Task directions: Find the string "insoluble" in the listing and report every line that has it.

# Available data start

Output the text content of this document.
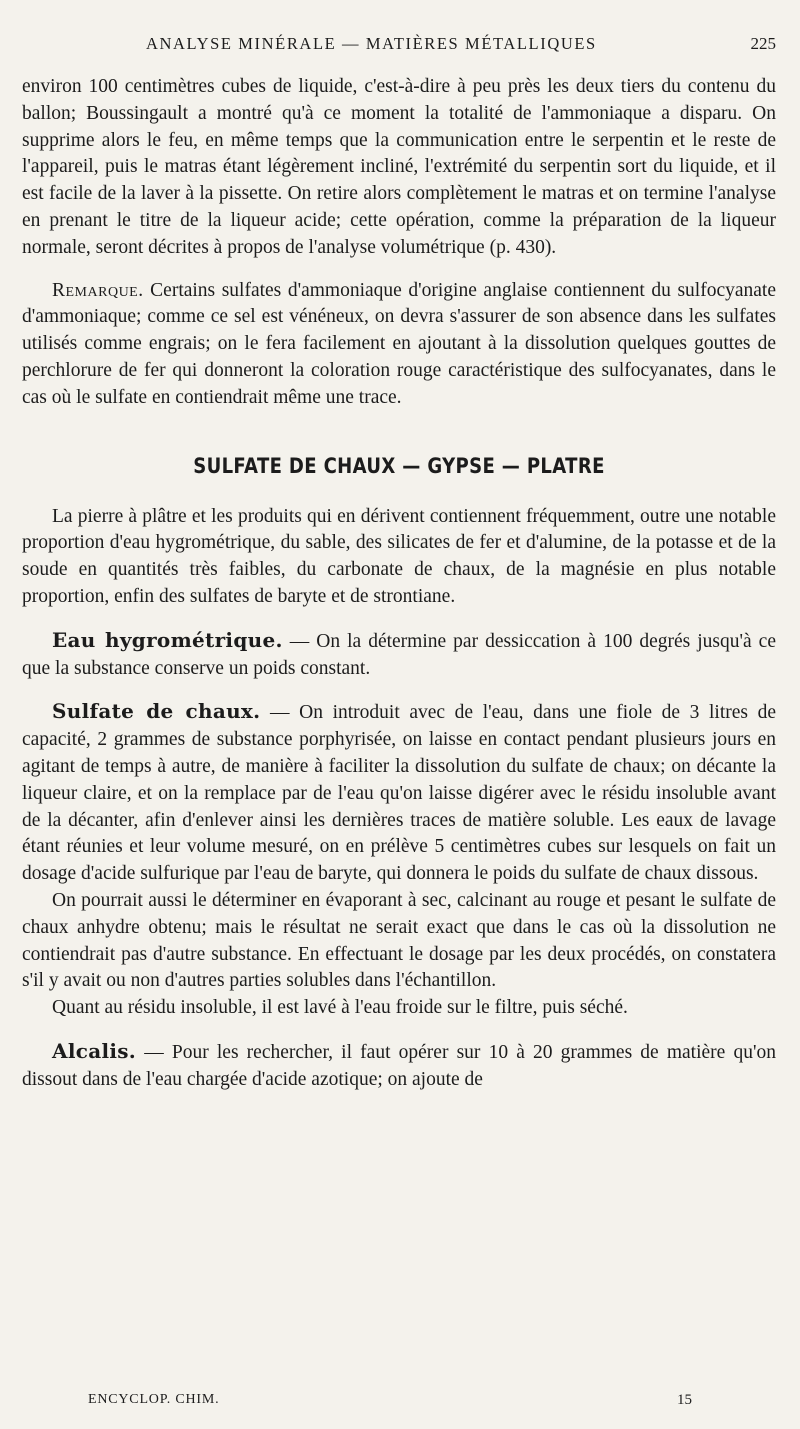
ANALYSE MINÉRALE — MATIÈRES MÉTALLIQUES	225

environ 100 centimètres cubes de liquide, c'est-à-dire à peu près les deux tiers du contenu du ballon; Boussingault a montré qu'à ce moment la totalité de l'ammoniaque a disparu. On supprime alors le feu, en même temps que la communication entre le serpentin et le reste de l'appareil, puis le matras étant légèrement incliné, l'extrémité du serpentin sort du liquide, et il est facile de la laver à la pissette. On retire alors complètement le matras et on termine l'analyse en prenant le titre de la liqueur acide; cette opération, comme la préparation de la liqueur normale, seront décrites à propos de l'analyse volumétrique (p. 430).

Remarque. Certains sulfates d'ammoniaque d'origine anglaise contiennent du sulfocyanate d'ammoniaque; comme ce sel est vénéneux, on devra s'assurer de son absence dans les sulfates utilisés comme engrais; on le fera facilement en ajoutant à la dissolution quelques gouttes de perchlorure de fer qui donneront la coloration rouge caractéristique des sulfocyanates, dans le cas où le sulfate en contiendrait même une trace.

SULFATE DE CHAUX — GYPSE — PLATRE

La pierre à plâtre et les produits qui en dérivent contiennent fréquemment, outre une notable proportion d'eau hygrométrique, du sable, des silicates de fer et d'alumine, de la potasse et de la soude en quantités très faibles, du carbonate de chaux, de la magnésie en plus notable proportion, enfin des sulfates de baryte et de strontiane.

Eau hygrométrique. — On la détermine par dessiccation à 100 degrés jusqu'à ce que la substance conserve un poids constant.

Sulfate de chaux. — On introduit avec de l'eau, dans une fiole de 3 litres de capacité, 2 grammes de substance porphyrisée, on laisse en contact pendant plusieurs jours en agitant de temps à autre, de manière à faciliter la dissolution du sulfate de chaux; on décante la liqueur claire, et on la remplace par de l'eau qu'on laisse digérer avec le résidu insoluble avant de la décanter, afin d'enlever ainsi les dernières traces de matière soluble. Les eaux de lavage étant réunies et leur volume mesuré, on en prélève 5 centimètres cubes sur lesquels on fait un dosage d'acide sulfurique par l'eau de baryte, qui donnera le poids du sulfate de chaux dissous.

On pourrait aussi le déterminer en évaporant à sec, calcinant au rouge et pesant le sulfate de chaux anhydre obtenu; mais le résultat ne serait exact que dans le cas où la dissolution ne contiendrait pas d'autre substance. En effectuant le dosage par les deux procédés, on constatera s'il y avait ou non d'autres parties solubles dans l'échantillon.

Quant au résidu insoluble, il est lavé à l'eau froide sur le filtre, puis séché.

Alcalis. — Pour les rechercher, il faut opérer sur 10 à 20 grammes de matière qu'on dissout dans de l'eau chargée d'acide azotique; on ajoute de

ENCYCLOP. CHIM.	15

# Available data end

Complete answer:
Sulfate de chaux. — On introduit avec de l'eau, dans une fiole de 3 litres de capacité, 2 grammes de substance porphyrisée, on laisse en contact pendant plusieurs jours en agitant de temps à autre, de manière à faciliter la dissolution du sulfate de chaux; on décante la liqueur claire, et on la remplace par de l'eau qu'on laisse digérer avec le résidu insoluble avant de la décanter, afin d'enlever ainsi les dernières traces de matière soluble. Les eaux de lavage étant réunies et leur volume mesuré, on en prélève 5 centimètres cubes sur lesquels on fait un dosage d'acide sulfurique par l'eau de baryte, qui donnera le poids du sulfate de chaux dissous.
Quant au résidu insoluble, il est lavé à l'eau froide sur le filtre, puis séché.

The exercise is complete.